***** DATA SUPPLIED *****

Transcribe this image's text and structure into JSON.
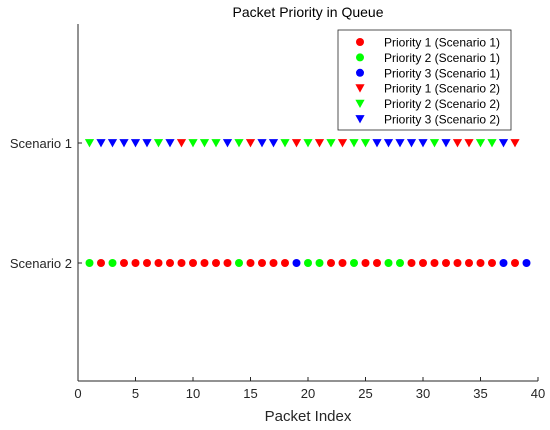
{
  "chart_data": {
    "type": "scatter",
    "title": "Packet Priority in Queue",
    "xlabel": "Packet Index",
    "ylabel": "",
    "xlim": [
      0,
      40
    ],
    "xticks": [
      0,
      5,
      10,
      15,
      20,
      25,
      30,
      35,
      40
    ],
    "y_categories": [
      "Scenario 1",
      "Scenario 2"
    ],
    "grid": false,
    "legend_position": "top-right",
    "colors": {
      "priority1": "#ff0000",
      "priority2": "#00ff00",
      "priority3": "#0000ff"
    },
    "series": [
      {
        "name": "Priority 1 (Scenario 1)",
        "marker": "circle",
        "color": "#ff0000",
        "y": "Scenario 2",
        "x": [
          2,
          4,
          5,
          6,
          7,
          8,
          9,
          10,
          11,
          12,
          13,
          15,
          16,
          17,
          18,
          22,
          23,
          25,
          26,
          29,
          30,
          31,
          32,
          33,
          34,
          35,
          36,
          38
        ]
      },
      {
        "name": "Priority 2 (Scenario 1)",
        "marker": "circle",
        "color": "#00ff00",
        "y": "Scenario 2",
        "x": [
          1,
          3,
          14,
          20,
          21,
          24,
          27,
          28
        ]
      },
      {
        "name": "Priority 3 (Scenario 1)",
        "marker": "circle",
        "color": "#0000ff",
        "y": "Scenario 2",
        "x": [
          19,
          37,
          39
        ]
      },
      {
        "name": "Priority 1 (Scenario 2)",
        "marker": "triangle-down",
        "color": "#ff0000",
        "y": "Scenario 1",
        "x": [
          9,
          15,
          19,
          21,
          23,
          33,
          34,
          38
        ]
      },
      {
        "name": "Priority 2 (Scenario 2)",
        "marker": "triangle-down",
        "color": "#00ff00",
        "y": "Scenario 1",
        "x": [
          1,
          7,
          10,
          11,
          12,
          14,
          18,
          20,
          22,
          24,
          25,
          31,
          35,
          36
        ]
      },
      {
        "name": "Priority 3 (Scenario 2)",
        "marker": "triangle-down",
        "color": "#0000ff",
        "y": "Scenario 1",
        "x": [
          2,
          3,
          4,
          5,
          6,
          8,
          13,
          16,
          17,
          26,
          27,
          28,
          29,
          30,
          32,
          37
        ]
      }
    ]
  }
}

*****

| DIRECTION |
Output the material word for word, omitting its pictures.

| FINAL ANSWER |
Transcribe this image's text and structure into JSON.
{
  "chart_data": {
    "type": "scatter",
    "title": "Packet Priority in Queue",
    "xlabel": "Packet Index",
    "ylabel": "",
    "xlim": [
      0,
      40
    ],
    "xticks": [
      0,
      5,
      10,
      15,
      20,
      25,
      30,
      35,
      40
    ],
    "y_categories": [
      "Scenario 1",
      "Scenario 2"
    ],
    "grid": false,
    "legend_position": "top-right",
    "colors": {
      "priority1": "#ff0000",
      "priority2": "#00ff00",
      "priority3": "#0000ff"
    },
    "series": [
      {
        "name": "Priority 1 (Scenario 1)",
        "marker": "circle",
        "color": "#ff0000",
        "y": "Scenario 2",
        "x": [
          2,
          4,
          5,
          6,
          7,
          8,
          9,
          10,
          11,
          12,
          13,
          15,
          16,
          17,
          18,
          22,
          23,
          25,
          26,
          29,
          30,
          31,
          32,
          33,
          34,
          35,
          36,
          38
        ]
      },
      {
        "name": "Priority 2 (Scenario 1)",
        "marker": "circle",
        "color": "#00ff00",
        "y": "Scenario 2",
        "x": [
          1,
          3,
          14,
          20,
          21,
          24,
          27,
          28
        ]
      },
      {
        "name": "Priority 3 (Scenario 1)",
        "marker": "circle",
        "color": "#0000ff",
        "y": "Scenario 2",
        "x": [
          19,
          37,
          39
        ]
      },
      {
        "name": "Priority 1 (Scenario 2)",
        "marker": "triangle-down",
        "color": "#ff0000",
        "y": "Scenario 1",
        "x": [
          9,
          15,
          19,
          21,
          23,
          33,
          34,
          38
        ]
      },
      {
        "name": "Priority 2 (Scenario 2)",
        "marker": "triangle-down",
        "color": "#00ff00",
        "y": "Scenario 1",
        "x": [
          1,
          7,
          10,
          11,
          12,
          14,
          18,
          20,
          22,
          24,
          25,
          31,
          35,
          36
        ]
      },
      {
        "name": "Priority 3 (Scenario 2)",
        "marker": "triangle-down",
        "color": "#0000ff",
        "y": "Scenario 1",
        "x": [
          2,
          3,
          4,
          5,
          6,
          8,
          13,
          16,
          17,
          26,
          27,
          28,
          29,
          30,
          32,
          37
        ]
      }
    ]
  }
}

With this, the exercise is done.